▶ **Exercise description**:
Copy the records from their first line through the line that contains "edit-button[interactable]: 编辑 (424, 261, 444, 274)", and switch every "question-label" to "query-label" while leaving all else unchanged.

Spatial layout entries
/---
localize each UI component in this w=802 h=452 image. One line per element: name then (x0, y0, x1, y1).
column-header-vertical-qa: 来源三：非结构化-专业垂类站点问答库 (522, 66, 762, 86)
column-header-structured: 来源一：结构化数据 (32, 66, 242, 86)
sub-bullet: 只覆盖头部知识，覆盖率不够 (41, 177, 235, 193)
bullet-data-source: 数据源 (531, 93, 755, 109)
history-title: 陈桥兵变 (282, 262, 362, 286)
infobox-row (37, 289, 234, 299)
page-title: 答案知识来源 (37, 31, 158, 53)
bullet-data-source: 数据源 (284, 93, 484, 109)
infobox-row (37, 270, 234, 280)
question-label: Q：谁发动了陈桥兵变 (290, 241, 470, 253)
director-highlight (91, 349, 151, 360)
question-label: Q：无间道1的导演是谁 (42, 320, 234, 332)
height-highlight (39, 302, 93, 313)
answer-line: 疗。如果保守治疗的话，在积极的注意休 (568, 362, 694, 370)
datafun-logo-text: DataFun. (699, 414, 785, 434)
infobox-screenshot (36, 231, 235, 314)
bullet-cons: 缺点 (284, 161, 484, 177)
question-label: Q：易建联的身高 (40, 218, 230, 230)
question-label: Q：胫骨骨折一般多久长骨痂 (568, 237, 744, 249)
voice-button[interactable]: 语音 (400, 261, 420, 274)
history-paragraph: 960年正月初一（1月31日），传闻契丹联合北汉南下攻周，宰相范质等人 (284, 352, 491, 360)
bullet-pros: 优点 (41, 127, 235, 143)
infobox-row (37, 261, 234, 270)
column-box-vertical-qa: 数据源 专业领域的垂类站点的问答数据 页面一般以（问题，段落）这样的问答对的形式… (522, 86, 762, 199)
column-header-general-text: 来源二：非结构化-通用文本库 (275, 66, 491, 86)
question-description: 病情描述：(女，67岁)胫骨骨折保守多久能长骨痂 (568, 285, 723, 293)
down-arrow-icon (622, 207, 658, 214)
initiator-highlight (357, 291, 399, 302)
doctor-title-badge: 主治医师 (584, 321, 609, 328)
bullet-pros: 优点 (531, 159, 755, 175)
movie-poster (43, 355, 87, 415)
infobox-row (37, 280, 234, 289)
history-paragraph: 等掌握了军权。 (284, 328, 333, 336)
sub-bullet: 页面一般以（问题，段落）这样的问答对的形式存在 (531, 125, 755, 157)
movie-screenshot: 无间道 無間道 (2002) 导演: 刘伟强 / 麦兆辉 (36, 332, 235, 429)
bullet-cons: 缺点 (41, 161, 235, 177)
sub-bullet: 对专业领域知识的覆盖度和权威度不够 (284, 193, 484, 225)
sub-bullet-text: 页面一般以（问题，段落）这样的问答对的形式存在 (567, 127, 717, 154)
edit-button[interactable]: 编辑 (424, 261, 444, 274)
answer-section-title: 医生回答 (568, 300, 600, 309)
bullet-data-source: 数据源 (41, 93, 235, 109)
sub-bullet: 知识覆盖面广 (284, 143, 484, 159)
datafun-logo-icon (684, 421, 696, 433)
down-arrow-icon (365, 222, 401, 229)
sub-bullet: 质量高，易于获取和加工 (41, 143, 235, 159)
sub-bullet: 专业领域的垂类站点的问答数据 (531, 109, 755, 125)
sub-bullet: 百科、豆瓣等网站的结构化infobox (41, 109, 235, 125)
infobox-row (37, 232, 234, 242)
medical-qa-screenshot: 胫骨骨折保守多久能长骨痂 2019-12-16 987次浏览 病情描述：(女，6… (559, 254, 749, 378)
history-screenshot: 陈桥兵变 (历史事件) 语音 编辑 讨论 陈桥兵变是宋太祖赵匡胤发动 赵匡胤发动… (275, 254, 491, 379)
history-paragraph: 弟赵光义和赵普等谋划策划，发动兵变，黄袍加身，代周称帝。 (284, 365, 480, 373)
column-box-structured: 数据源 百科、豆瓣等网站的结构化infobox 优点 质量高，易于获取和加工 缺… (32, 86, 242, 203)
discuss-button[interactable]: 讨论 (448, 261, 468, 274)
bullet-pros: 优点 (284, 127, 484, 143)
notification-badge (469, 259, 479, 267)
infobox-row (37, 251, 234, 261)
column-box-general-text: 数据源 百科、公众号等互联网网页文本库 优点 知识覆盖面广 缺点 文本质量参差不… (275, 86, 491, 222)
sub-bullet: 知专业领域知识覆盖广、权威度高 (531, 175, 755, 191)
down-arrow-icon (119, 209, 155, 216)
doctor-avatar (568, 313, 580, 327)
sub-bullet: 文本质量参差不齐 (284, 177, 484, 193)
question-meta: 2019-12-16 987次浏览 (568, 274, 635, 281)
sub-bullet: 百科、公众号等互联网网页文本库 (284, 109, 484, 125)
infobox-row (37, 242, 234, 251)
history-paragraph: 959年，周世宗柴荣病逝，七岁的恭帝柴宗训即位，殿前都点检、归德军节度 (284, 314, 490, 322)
\---
▶ **Exercise solution**:
localize each UI component in this w=802 h=452 image. One line per element: name then (x0, y0, x1, y1).
column-header-vertical-qa: 来源三：非结构化-专业垂类站点问答库 (522, 66, 762, 86)
column-header-structured: 来源一：结构化数据 (32, 66, 242, 86)
sub-bullet: 只覆盖头部知识，覆盖率不够 (41, 177, 235, 193)
bullet-data-source: 数据源 (531, 93, 755, 109)
history-title: 陈桥兵变 (282, 262, 362, 286)
infobox-row (37, 289, 234, 299)
page-title: 答案知识来源 (37, 31, 158, 53)
bullet-data-source: 数据源 (284, 93, 484, 109)
infobox-row (37, 270, 234, 280)
query-label: Q：谁发动了陈桥兵变 (290, 241, 470, 253)
director-highlight (91, 349, 151, 360)
query-label: Q：无间道1的导演是谁 (42, 320, 234, 332)
height-highlight (39, 302, 93, 313)
answer-line: 疗。如果保守治疗的话，在积极的注意休 (568, 362, 694, 370)
datafun-logo-text: DataFun. (699, 414, 785, 434)
infobox-screenshot (36, 231, 235, 314)
bullet-cons: 缺点 (284, 161, 484, 177)
query-label: Q：易建联的身高 (40, 218, 230, 230)
query-label: Q：胫骨骨折一般多久长骨痂 (568, 237, 744, 249)
voice-button[interactable]: 语音 (400, 261, 420, 274)
history-paragraph: 960年正月初一（1月31日），传闻契丹联合北汉南下攻周，宰相范质等人 (284, 352, 491, 360)
bullet-pros: 优点 (41, 127, 235, 143)
infobox-row (37, 261, 234, 270)
column-box-vertical-qa: 数据源 专业领域的垂类站点的问答数据 页面一般以（问题，段落）这样的问答对的形式… (522, 86, 762, 199)
column-header-general-text: 来源二：非结构化-通用文本库 (275, 66, 491, 86)
question-description: 病情描述：(女，67岁)胫骨骨折保守多久能长骨痂 (568, 285, 723, 293)
down-arrow-icon (622, 207, 658, 214)
initiator-highlight (357, 291, 399, 302)
doctor-title-badge: 主治医师 (584, 321, 609, 328)
bullet-pros: 优点 (531, 159, 755, 175)
movie-poster (43, 355, 87, 415)
infobox-row (37, 280, 234, 289)
history-paragraph: 等掌握了军权。 (284, 328, 333, 336)
sub-bullet: 页面一般以（问题，段落）这样的问答对的形式存在 (531, 125, 755, 157)
movie-screenshot: 无间道 無間道 (2002) 导演: 刘伟强 / 麦兆辉 (36, 332, 235, 429)
bullet-cons: 缺点 (41, 161, 235, 177)
sub-bullet: 对专业领域知识的覆盖度和权威度不够 (284, 193, 484, 225)
sub-bullet-text: 页面一般以（问题，段落）这样的问答对的形式存在 (567, 127, 717, 154)
edit-button[interactable]: 编辑 (424, 261, 444, 274)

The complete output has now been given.